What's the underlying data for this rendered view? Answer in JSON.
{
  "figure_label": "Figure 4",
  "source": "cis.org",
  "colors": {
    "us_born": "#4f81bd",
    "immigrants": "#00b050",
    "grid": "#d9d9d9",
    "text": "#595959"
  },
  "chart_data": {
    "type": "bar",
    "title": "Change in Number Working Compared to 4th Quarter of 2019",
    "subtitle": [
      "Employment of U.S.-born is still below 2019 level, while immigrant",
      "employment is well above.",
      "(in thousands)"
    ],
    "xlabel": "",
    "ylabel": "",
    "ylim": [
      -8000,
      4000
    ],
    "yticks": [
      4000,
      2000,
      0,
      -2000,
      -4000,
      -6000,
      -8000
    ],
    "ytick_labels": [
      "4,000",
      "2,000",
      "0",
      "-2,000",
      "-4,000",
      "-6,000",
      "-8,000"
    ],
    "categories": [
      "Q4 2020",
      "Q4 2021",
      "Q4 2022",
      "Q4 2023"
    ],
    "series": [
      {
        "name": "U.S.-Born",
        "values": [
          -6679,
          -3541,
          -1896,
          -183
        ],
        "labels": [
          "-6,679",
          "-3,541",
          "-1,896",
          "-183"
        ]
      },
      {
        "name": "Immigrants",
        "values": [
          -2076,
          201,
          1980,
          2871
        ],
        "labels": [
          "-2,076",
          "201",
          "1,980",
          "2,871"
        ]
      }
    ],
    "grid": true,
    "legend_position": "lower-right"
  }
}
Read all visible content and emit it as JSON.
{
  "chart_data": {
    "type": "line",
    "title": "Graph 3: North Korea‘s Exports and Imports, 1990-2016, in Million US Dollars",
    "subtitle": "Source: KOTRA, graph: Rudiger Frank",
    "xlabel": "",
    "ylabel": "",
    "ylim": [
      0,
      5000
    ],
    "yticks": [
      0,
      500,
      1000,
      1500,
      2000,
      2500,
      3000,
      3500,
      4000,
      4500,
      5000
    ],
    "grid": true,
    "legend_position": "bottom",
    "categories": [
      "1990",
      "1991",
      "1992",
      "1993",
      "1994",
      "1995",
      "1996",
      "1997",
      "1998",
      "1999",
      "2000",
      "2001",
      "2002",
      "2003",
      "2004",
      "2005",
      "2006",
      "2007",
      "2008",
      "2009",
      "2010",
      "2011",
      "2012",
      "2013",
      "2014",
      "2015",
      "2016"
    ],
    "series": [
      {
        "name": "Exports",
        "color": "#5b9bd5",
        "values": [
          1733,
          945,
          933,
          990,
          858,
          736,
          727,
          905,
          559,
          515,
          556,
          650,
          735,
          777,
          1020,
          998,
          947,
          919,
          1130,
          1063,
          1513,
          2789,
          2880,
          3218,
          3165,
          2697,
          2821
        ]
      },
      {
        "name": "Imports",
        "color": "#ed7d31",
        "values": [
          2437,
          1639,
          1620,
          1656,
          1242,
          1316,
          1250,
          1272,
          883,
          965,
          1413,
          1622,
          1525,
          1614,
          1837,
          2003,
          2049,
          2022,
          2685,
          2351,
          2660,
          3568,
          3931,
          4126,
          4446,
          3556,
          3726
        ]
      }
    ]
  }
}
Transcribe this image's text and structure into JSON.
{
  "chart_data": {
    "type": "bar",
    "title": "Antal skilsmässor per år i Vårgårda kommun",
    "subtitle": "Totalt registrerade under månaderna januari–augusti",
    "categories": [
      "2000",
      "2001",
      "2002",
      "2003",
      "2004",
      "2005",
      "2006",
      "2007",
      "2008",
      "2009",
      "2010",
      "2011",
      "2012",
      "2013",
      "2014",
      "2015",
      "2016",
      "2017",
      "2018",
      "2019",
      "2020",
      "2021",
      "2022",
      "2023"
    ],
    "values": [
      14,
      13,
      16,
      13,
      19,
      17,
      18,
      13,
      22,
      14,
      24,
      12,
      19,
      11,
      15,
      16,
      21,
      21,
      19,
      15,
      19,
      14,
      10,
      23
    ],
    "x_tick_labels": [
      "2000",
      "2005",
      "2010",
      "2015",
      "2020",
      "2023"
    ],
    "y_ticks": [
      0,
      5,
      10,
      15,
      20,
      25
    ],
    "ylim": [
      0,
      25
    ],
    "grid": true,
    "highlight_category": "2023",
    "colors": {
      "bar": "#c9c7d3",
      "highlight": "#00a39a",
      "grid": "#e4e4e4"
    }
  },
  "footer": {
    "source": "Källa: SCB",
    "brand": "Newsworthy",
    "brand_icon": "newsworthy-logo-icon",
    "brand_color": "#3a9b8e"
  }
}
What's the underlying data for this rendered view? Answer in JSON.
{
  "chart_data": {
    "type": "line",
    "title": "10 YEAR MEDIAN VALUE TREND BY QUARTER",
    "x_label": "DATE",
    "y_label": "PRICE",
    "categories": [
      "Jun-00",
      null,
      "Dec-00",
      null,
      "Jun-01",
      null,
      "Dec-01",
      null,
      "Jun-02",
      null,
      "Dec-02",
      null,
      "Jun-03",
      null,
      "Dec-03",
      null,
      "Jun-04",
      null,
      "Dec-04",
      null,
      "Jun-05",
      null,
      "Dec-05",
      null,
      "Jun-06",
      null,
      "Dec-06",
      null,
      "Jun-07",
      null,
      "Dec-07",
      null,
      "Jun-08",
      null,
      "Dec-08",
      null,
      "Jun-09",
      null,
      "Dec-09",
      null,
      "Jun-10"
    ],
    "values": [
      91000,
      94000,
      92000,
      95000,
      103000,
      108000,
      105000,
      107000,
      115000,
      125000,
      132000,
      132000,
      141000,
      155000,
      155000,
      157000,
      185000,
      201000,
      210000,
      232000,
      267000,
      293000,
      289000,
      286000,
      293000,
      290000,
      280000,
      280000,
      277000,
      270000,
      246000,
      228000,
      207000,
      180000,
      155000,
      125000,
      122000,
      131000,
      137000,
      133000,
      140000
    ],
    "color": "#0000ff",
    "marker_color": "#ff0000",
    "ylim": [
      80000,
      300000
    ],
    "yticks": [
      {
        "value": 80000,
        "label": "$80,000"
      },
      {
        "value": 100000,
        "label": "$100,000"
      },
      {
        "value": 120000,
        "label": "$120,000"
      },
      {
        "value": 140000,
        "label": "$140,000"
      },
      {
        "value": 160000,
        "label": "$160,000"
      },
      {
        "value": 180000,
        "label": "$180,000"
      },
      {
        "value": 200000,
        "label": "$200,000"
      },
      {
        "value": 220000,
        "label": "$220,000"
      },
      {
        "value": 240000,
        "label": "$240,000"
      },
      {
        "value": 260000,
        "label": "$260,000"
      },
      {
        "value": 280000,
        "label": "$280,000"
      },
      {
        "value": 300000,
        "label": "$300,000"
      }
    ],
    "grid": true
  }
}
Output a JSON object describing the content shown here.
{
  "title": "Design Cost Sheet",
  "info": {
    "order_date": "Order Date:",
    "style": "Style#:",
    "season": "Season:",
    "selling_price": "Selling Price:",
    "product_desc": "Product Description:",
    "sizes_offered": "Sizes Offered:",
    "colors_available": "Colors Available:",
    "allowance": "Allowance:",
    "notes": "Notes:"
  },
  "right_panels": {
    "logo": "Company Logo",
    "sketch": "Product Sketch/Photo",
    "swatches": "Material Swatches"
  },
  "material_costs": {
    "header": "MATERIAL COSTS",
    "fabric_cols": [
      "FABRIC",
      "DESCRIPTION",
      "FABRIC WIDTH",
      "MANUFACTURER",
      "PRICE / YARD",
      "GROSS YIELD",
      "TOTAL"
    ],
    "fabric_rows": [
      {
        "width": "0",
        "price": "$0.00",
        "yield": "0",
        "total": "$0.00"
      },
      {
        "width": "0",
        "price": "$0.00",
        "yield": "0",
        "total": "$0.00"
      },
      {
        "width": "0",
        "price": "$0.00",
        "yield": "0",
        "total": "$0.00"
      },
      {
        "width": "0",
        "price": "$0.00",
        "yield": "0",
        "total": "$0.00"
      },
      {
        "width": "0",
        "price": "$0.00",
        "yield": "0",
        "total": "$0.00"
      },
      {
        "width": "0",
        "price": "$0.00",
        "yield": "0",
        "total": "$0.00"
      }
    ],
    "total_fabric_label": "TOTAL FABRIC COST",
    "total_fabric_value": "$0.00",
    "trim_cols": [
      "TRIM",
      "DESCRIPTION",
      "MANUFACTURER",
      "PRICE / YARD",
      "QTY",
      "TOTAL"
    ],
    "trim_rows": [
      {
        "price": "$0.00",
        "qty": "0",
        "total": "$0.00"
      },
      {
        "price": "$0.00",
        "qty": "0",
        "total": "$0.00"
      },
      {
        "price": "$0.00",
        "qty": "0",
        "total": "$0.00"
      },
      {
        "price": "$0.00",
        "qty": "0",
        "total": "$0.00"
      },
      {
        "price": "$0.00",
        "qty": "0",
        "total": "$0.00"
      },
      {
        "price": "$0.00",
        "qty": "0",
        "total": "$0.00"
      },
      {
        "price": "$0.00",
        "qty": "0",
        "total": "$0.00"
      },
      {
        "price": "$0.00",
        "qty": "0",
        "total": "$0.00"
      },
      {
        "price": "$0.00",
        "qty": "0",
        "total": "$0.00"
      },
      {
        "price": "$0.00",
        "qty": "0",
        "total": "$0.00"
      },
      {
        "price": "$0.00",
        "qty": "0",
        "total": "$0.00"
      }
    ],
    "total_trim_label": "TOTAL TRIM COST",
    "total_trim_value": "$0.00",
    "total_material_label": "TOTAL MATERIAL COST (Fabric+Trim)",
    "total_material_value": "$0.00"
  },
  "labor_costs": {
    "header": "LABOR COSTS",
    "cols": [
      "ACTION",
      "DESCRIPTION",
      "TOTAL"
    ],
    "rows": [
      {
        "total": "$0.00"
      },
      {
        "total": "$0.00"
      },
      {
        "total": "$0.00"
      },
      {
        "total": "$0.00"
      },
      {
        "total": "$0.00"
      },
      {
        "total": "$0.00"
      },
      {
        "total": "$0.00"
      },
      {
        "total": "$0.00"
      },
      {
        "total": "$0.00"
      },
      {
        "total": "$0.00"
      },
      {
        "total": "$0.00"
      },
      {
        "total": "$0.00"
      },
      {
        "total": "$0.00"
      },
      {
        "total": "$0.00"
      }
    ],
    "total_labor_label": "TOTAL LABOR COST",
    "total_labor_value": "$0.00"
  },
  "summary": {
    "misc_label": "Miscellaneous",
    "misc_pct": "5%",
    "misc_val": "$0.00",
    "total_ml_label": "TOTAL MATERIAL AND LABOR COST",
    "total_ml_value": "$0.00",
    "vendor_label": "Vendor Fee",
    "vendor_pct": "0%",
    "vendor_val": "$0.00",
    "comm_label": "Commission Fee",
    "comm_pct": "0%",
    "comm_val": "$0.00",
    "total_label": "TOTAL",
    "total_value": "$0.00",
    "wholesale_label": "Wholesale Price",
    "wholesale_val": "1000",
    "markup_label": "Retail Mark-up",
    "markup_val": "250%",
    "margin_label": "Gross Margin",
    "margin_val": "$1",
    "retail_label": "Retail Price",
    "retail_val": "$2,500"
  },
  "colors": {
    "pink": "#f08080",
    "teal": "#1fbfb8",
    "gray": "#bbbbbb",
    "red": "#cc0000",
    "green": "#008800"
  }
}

........

__WHAT THE TASK REQUIRES__: Copy out each line in the preceding records that contains "content".

__EXERCISE ANSWER__:
Read all visible content and emit it as JSON.
Output a JSON object describing the content shown here.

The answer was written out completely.